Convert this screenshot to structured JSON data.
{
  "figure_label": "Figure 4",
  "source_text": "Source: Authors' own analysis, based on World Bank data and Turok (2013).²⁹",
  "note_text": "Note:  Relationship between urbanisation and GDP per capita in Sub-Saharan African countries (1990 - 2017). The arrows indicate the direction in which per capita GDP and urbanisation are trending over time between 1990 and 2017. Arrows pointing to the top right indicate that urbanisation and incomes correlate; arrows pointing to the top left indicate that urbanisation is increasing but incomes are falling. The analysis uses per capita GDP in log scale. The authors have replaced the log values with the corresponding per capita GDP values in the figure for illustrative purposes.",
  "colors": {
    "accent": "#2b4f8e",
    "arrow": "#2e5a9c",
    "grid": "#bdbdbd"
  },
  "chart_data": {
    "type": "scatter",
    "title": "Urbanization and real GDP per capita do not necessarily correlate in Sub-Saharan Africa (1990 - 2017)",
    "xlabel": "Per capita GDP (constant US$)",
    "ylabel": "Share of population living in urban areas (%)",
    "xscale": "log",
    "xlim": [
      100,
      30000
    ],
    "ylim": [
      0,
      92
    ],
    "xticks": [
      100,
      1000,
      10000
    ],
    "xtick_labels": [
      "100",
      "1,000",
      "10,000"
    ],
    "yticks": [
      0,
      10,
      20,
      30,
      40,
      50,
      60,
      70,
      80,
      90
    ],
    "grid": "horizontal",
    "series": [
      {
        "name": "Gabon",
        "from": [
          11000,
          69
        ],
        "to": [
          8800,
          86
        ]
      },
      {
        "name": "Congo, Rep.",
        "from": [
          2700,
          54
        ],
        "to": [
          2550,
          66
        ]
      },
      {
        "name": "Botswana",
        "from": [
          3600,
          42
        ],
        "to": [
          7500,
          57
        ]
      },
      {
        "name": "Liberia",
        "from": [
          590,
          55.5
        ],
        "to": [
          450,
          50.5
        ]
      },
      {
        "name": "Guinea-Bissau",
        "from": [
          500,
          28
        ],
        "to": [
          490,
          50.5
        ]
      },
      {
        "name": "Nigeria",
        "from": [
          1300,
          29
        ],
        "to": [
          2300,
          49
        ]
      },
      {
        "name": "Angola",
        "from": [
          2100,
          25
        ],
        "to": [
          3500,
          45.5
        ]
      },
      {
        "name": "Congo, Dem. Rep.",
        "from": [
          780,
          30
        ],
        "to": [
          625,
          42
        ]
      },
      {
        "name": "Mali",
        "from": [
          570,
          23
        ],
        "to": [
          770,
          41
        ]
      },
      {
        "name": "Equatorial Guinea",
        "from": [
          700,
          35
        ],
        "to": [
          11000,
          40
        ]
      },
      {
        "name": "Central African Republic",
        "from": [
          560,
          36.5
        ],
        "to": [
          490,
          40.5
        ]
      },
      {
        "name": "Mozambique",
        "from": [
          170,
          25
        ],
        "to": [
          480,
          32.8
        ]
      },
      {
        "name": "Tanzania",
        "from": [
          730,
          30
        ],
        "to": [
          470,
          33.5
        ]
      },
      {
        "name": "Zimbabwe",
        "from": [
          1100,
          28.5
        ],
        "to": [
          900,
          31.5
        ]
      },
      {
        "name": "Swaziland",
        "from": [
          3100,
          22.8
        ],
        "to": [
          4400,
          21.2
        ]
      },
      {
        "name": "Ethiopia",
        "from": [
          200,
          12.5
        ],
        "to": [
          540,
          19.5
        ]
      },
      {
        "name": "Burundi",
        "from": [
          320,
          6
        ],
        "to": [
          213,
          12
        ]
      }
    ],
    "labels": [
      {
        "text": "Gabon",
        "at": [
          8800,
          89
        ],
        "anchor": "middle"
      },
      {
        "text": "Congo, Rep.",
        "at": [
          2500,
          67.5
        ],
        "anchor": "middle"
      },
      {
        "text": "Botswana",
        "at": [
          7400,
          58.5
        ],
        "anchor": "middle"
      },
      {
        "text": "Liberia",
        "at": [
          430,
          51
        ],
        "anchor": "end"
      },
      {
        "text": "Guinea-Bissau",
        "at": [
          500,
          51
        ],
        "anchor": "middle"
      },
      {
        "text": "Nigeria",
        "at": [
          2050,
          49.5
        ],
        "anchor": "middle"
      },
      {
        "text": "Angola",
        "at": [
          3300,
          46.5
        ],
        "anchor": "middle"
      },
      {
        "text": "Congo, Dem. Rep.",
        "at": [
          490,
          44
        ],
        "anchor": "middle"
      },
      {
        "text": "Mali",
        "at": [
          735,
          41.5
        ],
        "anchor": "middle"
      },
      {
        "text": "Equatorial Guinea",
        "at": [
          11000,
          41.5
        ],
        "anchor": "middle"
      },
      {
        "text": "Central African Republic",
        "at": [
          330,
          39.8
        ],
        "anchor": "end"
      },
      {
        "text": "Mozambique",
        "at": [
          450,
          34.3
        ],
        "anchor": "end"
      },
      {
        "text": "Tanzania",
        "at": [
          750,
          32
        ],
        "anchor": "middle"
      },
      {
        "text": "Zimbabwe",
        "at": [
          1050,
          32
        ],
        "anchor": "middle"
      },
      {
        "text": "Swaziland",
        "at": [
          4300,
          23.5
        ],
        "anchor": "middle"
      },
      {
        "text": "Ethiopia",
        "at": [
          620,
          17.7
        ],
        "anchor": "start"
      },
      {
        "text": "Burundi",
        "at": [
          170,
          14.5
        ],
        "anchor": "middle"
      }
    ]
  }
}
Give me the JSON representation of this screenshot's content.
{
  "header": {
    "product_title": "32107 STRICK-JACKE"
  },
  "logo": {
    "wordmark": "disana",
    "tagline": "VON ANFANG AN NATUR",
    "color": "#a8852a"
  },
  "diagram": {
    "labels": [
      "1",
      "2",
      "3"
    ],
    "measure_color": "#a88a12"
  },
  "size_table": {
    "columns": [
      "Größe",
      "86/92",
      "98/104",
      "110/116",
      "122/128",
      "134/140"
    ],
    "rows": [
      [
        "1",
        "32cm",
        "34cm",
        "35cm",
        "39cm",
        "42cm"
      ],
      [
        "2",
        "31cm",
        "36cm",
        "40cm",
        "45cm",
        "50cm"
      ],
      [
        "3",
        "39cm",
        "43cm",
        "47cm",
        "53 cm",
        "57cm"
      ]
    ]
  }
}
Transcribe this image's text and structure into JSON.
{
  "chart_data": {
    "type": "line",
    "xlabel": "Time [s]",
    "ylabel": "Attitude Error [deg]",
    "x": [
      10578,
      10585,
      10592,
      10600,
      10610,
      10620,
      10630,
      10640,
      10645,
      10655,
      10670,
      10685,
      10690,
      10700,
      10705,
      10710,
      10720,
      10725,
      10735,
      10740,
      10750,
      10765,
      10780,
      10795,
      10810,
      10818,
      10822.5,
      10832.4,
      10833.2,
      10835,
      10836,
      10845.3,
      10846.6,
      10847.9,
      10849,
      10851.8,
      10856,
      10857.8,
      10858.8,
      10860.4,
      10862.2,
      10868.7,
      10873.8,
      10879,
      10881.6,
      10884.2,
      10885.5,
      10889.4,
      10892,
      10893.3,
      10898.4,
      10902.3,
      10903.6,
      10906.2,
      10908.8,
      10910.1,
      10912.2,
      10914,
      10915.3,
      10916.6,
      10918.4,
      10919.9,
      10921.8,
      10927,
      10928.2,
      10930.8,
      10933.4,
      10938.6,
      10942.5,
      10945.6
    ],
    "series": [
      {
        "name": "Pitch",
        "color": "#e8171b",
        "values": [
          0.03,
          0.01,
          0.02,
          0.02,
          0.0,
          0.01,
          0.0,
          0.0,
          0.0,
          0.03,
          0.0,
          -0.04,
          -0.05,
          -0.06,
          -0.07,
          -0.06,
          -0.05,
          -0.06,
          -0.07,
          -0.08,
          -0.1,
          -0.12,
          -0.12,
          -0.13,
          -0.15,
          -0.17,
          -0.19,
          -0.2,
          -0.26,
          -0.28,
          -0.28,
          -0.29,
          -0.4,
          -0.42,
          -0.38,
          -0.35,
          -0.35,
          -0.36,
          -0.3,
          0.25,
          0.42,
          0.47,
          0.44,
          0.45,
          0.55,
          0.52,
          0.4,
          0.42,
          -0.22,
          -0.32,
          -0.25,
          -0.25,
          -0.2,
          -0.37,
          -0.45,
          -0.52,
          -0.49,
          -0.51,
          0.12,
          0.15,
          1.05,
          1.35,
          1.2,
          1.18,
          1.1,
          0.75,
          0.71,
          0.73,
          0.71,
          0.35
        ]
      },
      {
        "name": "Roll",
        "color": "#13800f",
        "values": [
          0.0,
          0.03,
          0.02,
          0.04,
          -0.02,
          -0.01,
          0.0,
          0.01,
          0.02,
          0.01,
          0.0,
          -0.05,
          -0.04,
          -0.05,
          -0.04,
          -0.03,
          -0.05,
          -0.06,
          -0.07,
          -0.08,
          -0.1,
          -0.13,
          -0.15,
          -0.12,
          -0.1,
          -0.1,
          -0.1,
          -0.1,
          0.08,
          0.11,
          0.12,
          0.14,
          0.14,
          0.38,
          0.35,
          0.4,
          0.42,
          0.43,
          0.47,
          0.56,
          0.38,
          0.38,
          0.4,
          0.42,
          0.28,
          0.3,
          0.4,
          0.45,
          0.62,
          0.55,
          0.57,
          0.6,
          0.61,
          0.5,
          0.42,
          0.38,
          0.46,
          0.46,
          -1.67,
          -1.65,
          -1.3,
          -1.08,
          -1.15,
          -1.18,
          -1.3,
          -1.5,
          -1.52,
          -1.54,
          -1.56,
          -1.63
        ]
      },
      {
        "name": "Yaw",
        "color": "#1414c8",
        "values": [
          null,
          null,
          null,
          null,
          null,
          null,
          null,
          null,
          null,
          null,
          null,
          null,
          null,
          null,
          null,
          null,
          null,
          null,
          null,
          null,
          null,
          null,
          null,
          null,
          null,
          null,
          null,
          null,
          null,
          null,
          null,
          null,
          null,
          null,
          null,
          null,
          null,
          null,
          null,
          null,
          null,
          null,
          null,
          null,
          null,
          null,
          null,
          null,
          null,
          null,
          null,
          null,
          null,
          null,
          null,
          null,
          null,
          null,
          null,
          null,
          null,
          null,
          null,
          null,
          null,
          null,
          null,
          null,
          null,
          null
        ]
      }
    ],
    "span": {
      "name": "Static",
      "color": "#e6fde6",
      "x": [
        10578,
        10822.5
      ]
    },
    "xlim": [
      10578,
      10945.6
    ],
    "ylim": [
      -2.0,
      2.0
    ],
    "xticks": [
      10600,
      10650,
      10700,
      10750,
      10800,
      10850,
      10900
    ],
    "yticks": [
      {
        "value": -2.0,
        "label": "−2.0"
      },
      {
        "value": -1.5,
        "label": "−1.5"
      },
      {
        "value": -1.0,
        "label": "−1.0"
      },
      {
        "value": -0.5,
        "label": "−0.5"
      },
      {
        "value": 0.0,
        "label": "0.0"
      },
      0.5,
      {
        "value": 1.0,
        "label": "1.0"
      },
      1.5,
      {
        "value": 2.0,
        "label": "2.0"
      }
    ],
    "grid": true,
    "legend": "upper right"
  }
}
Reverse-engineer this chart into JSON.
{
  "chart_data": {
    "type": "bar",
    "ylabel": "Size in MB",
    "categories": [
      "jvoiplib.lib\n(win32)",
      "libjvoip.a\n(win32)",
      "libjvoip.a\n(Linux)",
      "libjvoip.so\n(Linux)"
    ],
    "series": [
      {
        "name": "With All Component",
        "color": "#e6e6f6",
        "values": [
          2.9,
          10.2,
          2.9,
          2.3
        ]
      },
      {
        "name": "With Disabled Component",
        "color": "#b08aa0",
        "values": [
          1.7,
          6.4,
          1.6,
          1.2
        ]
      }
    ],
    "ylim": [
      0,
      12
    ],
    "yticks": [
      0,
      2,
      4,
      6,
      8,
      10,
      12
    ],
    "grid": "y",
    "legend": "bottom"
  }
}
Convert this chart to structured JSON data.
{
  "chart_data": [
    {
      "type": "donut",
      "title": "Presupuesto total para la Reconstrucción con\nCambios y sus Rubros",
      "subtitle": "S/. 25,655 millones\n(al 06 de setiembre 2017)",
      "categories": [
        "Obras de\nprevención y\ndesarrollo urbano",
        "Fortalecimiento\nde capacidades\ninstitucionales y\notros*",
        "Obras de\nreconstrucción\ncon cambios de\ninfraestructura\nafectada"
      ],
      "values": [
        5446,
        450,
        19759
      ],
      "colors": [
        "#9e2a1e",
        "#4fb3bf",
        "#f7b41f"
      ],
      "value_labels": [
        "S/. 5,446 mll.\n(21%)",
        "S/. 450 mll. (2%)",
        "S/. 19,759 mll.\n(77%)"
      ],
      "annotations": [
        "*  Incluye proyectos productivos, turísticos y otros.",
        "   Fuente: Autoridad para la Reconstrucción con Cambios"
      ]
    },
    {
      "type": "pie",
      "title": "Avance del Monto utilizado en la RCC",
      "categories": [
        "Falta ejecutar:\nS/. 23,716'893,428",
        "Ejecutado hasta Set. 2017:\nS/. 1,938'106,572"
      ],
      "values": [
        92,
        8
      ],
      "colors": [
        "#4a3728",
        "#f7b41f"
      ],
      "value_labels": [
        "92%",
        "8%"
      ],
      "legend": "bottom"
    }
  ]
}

Direction: Exactly how many lines contain "right"? State the number and nothing else.

Written solution: 2